(Dataset listings of figures)
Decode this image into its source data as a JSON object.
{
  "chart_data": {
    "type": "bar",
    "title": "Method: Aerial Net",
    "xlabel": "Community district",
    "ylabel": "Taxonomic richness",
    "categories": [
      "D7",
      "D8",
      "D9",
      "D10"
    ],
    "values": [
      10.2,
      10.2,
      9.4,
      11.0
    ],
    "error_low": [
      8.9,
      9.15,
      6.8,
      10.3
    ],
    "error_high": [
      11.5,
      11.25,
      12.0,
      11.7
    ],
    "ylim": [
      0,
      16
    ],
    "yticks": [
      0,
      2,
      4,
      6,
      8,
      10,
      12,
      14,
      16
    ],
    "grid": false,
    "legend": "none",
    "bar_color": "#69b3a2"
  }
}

### Exercise task:
Reproduce the records above exactly as they appear.

### Reply to the task:
Decode this image into its source data as a JSON object.
{
  "chart_data": {
    "type": "bar",
    "title": "Method: Aerial Net",
    "xlabel": "Community district",
    "ylabel": "Taxonomic richness",
    "categories": [
      "D7",
      "D8",
      "D9",
      "D10"
    ],
    "values": [
      10.2,
      10.2,
      9.4,
      11.0
    ],
    "error_low": [
      8.9,
      9.15,
      6.8,
      10.3
    ],
    "error_high": [
      11.5,
      11.25,
      12.0,
      11.7
    ],
    "ylim": [
      0,
      16
    ],
    "yticks": [
      0,
      2,
      4,
      6,
      8,
      10,
      12,
      14,
      16
    ],
    "grid": false,
    "legend": "none",
    "bar_color": "#69b3a2"
  }
}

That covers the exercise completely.